───── Passage

Nos prisons sont-elles over-crowded ?
Non, pas vraiment. À Beau-Bassin, il y a 690 détenus ; à la New Wing, 412 ; à Melrose, 955 ; à GRNO, 288 ; à Richelieu, 192 ; au Centre pour mineurs, 3 ; à La Bastille, 8 ; à l’hôpital Nehru, 3 ; et à l’hôpital Brown Sequard, 3. C’est encore gérable.
Revenons à la prison de Melrose où presque un millier de prisonniers y sont incarcérés. Lors des incidents de jeudi dernier, on est en possession de photos d’un des détenus avec des marques qui ressemblent à des frappes de ‘tonfa’, un bâton qui fait mal et qui marque la peau à travers du sang coagulé…
Je vais vous faire la chronologie des événements : le 12 juillet 2025, on a effectué une fouille à la prison de haute sécurité de Melrose et on a saisi 12 portables. Le lundi 14 juillet, soit deux jours plus tard, une autre fouille a eu lieu.
Et le fameux jeudi 17 juillet ?
J’assistais à une cérémonie à La Tour Koenig à Pointe-aux-Sables. On me signale que la situation n’est pas bonne à la prison de Melrose. J’ai dépêché du renfort avec une équipe du CERP, car les prisonniers refusaient de quitter le yard. Puis, il y a eu l’envoi d’un ACP et d’un ASP et ils me disent qu’il y a des ‘ring leaders’ qui retenaient des prisonniers qui voulaient coopérer. J’ai appelé le Commissaire de Police car j’avais besoin d’un soutien minimum de la SMF, pas plus de 23 soldats.
Pourquoi ces soldats de la SMF, alors qu’il y a une équipe spécialisée rattachée à la prison de Melrose pour renforcer les gardes-chiourmes ?

──────────
───── Extrait de données

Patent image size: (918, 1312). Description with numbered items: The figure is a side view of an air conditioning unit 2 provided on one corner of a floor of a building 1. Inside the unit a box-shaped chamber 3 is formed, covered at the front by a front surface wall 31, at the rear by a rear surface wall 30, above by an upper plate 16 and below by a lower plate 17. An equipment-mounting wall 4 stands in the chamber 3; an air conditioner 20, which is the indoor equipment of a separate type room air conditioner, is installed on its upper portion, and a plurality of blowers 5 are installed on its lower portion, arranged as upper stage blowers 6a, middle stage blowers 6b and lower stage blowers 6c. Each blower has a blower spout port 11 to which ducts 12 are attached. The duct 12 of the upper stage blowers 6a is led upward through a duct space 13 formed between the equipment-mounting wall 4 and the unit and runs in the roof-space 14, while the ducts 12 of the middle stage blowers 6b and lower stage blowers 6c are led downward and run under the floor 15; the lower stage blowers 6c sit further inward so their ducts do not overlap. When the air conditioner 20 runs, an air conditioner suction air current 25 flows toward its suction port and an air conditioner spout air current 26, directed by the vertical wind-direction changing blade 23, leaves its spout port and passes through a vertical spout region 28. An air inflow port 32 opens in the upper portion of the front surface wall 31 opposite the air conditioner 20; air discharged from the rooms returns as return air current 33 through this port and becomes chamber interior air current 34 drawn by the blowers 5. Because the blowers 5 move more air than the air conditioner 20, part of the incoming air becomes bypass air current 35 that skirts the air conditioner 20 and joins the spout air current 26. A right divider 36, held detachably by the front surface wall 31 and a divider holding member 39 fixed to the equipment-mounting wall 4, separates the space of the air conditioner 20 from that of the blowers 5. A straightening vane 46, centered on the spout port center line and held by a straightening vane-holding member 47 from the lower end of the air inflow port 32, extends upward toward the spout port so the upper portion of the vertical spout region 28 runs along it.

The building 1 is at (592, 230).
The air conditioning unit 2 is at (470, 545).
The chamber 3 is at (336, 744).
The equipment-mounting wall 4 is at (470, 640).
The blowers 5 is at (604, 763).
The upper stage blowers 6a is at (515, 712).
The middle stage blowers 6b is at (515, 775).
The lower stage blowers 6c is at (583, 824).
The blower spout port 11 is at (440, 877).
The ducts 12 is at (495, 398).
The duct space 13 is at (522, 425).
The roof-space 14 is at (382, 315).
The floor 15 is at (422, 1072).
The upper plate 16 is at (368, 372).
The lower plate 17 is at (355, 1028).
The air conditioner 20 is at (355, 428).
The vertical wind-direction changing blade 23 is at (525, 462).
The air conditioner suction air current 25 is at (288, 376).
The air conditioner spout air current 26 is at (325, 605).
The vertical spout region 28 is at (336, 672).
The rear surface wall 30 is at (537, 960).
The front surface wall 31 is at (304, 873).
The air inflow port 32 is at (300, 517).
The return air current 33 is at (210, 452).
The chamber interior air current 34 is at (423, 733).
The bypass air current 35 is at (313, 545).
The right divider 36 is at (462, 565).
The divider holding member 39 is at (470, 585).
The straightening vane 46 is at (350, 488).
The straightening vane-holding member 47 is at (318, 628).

──────────

■ Tâches à réaliser ■
• a. D'après le passage sur les prisons, combien de portables ont été saisis lors de la fouille du 12 juillet 2025 à la prison de Melrose ?
• b. Réécrivez la partie du passage sur les prisons qui commence par les mots « Et le fameux » et se termine par « de 23 soldats. », en remplaçant « Pointe-aux-Sables » par « Port-Louis ».
• c. Prolongez le passage sur les prisons au-delà de sa dernière phrase.

■ Réponses rédigées ■
• a. 12 portables ont été saisis.

• b.
Et le fameux jeudi 17 juillet ?
J’assistais à une cérémonie à La Tour Koenig à Port-Louis. On me signale que la situation n’est pas bonne à la prison de Melrose. J’ai dépêché du renfort avec une équipe du CERP, car les prisonniers refusaient de quitter le yard. Puis, il y a eu l’envoi d’un ACP et d’un ASP et ils me disent qu’il y a des ‘ring leaders’ qui retenaient des prisonniers qui voulaient coopérer. J’ai appelé le Commissaire de Police car j’avais besoin d’un soutien minimum de la SMF, pas plus de 23 soldats.

• c.
Les soldats de la SMF étaient à la prison de Melrose en tant que ‘backup’. Il n’y a jamais eu l’intervention de ces soldats. Ces derniers étaient là pour faire comprendre aux ‘ring leaders’ qu’ils ne pourraient pas faire ce qu’ils veulent. “Kan bann solda SMF finn montre ki zot la, lerla finn kapav ena la fouy dan ban sel.” Jamais il n’y a eu d’interventions musclées ou autres. Les prisonniers se sont battus entre eux.
Et les marques qui ressembleraient à du ‘tonfa’ sur les fesses, le corps et aussi des marques de boots au niveau des tibias ?
Savez-vous que les détenus ont des bâtons de serpillères qui, en tapant, ressemblent à des frappes d’un tonfa ?
Et celui qu’on dit qu’il s’est suicidé dans un autre block ? Coïncidence encore ?
Cet incident malheureux n’a rien à voir avec celui du 17 juillet. Il y a eu un suicide d’un prisonnier condamné à vie pour le meurtre d’une prostituée à Balaclava qu’il avait violée et brûlée, puis le meurtre de sa propre tante. Il y a une enquête qui est en cours.